----- Listing

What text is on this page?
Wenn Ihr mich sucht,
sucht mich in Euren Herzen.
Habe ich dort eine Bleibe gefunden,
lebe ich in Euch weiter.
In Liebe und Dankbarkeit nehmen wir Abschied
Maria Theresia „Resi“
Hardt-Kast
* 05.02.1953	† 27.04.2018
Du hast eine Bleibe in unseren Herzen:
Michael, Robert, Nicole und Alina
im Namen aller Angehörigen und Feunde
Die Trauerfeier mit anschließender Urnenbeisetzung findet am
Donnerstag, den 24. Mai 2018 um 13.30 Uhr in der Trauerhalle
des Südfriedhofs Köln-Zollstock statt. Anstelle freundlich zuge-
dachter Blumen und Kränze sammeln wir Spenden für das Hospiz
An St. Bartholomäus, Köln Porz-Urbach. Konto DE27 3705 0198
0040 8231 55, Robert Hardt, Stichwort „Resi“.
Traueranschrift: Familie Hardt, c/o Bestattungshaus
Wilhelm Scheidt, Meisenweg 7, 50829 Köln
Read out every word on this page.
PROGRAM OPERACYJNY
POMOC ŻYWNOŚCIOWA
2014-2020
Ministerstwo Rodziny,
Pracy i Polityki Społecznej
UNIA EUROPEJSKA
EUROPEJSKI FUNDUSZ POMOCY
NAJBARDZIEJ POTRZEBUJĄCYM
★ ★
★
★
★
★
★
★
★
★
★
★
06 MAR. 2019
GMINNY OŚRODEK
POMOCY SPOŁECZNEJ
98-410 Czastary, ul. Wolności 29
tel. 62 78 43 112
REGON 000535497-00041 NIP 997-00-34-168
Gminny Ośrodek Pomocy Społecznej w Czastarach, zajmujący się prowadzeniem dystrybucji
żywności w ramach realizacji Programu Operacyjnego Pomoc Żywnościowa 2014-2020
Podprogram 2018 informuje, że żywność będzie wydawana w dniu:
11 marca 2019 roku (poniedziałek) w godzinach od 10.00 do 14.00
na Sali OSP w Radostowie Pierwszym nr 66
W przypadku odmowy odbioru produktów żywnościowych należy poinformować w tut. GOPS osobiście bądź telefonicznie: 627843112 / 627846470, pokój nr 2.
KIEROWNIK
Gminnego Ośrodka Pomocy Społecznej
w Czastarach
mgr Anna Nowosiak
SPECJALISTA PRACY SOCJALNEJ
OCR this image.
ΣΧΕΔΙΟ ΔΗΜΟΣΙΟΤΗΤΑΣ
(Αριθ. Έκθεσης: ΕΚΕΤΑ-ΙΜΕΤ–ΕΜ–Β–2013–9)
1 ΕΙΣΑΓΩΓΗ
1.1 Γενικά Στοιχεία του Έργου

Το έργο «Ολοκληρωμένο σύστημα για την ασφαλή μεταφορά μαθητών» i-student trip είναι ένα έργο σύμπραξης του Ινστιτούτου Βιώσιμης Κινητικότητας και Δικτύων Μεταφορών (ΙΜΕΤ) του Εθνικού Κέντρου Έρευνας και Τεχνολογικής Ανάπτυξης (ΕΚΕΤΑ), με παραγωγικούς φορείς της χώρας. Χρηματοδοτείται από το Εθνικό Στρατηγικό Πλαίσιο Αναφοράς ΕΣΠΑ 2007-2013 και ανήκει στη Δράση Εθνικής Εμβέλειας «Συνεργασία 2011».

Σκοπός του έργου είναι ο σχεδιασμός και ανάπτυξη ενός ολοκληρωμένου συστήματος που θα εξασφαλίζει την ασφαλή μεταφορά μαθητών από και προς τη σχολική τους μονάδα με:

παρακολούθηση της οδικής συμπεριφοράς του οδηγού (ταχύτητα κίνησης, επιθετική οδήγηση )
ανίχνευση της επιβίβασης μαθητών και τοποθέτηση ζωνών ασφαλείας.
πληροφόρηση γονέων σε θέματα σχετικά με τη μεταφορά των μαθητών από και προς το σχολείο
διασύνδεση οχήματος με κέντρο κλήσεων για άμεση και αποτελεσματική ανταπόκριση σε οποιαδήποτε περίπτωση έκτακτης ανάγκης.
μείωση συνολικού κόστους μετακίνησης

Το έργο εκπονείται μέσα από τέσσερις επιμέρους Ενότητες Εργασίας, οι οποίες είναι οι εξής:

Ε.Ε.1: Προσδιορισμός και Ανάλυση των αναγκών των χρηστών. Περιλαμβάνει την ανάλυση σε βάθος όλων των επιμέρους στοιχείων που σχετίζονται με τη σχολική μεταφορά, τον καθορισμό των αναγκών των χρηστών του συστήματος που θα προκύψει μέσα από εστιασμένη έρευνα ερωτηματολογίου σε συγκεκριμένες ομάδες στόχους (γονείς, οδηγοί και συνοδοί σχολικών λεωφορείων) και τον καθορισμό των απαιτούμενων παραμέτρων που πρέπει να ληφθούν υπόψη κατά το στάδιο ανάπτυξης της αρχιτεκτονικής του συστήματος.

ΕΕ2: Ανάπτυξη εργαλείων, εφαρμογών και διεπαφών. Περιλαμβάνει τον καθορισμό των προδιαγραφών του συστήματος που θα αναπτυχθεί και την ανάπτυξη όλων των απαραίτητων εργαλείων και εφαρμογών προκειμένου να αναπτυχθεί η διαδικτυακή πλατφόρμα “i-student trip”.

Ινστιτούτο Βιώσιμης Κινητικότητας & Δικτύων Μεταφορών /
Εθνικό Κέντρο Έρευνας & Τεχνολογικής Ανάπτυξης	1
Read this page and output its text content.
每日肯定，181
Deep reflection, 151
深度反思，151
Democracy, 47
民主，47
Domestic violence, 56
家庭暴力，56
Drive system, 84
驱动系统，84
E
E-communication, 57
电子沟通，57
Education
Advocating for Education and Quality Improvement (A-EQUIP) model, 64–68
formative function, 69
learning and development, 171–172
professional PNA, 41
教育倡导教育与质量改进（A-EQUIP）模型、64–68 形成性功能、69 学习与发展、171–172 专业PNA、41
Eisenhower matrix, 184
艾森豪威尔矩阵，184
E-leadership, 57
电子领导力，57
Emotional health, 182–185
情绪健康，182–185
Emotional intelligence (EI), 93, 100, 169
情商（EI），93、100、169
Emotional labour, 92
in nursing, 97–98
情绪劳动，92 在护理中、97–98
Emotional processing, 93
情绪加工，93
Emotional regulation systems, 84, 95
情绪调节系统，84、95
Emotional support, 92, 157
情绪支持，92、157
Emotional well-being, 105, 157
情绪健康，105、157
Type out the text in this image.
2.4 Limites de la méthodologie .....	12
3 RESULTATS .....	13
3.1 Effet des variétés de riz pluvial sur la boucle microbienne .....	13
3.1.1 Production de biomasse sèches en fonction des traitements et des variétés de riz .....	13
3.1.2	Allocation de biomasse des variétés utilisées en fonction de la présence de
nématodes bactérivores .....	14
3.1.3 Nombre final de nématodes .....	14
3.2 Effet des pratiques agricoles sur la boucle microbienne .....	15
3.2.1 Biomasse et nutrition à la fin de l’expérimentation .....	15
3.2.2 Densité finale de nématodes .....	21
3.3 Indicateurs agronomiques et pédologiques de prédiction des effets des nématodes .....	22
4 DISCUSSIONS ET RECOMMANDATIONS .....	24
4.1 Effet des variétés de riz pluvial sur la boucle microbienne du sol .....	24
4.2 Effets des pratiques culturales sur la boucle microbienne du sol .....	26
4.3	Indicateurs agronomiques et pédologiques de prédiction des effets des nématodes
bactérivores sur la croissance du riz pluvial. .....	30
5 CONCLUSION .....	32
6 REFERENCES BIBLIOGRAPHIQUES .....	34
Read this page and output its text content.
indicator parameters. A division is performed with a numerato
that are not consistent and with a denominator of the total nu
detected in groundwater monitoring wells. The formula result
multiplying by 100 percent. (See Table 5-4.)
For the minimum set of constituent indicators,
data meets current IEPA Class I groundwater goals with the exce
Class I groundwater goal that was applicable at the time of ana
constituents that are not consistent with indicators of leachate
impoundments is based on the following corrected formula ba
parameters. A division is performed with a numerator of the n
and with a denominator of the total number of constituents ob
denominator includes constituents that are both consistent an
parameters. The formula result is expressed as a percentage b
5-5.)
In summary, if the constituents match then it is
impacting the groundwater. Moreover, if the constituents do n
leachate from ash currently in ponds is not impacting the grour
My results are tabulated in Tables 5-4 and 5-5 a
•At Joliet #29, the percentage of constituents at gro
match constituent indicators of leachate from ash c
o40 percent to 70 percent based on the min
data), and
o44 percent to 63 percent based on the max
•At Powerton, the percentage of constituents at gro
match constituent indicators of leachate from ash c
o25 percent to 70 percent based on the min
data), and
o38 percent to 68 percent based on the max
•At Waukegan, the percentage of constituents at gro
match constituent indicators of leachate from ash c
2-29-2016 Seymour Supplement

----------

Task goal:
Isolate the lines above that contain the word "Βιώσιμης" and copy them.

Exercise solution:
Το έργο «Ολοκληρωμένο σύστημα για την ασφαλή μεταφορά μαθητών» i-student trip είναι ένα έργο σύμπραξης του Ινστιτούτου Βιώσιμης Κινητικότητας και Δικτύων Μεταφορών (ΙΜΕΤ) του Εθνικού Κέντρου Έρευνας και Τεχνολογικής Ανάπτυξης (ΕΚΕΤΑ), με παραγωγικούς φορείς της χώρας. Χρηματοδοτείται από το Εθνικό Στρατηγικό Πλαίσιο Αναφοράς ΕΣΠΑ 2007-2013 και ανήκει στη Δράση Εθνικής Εμβέλειας «Συνεργασία 2011».
Ινστιτούτο Βιώσιμης Κινητικότητας & Δικτύων Μεταφορών /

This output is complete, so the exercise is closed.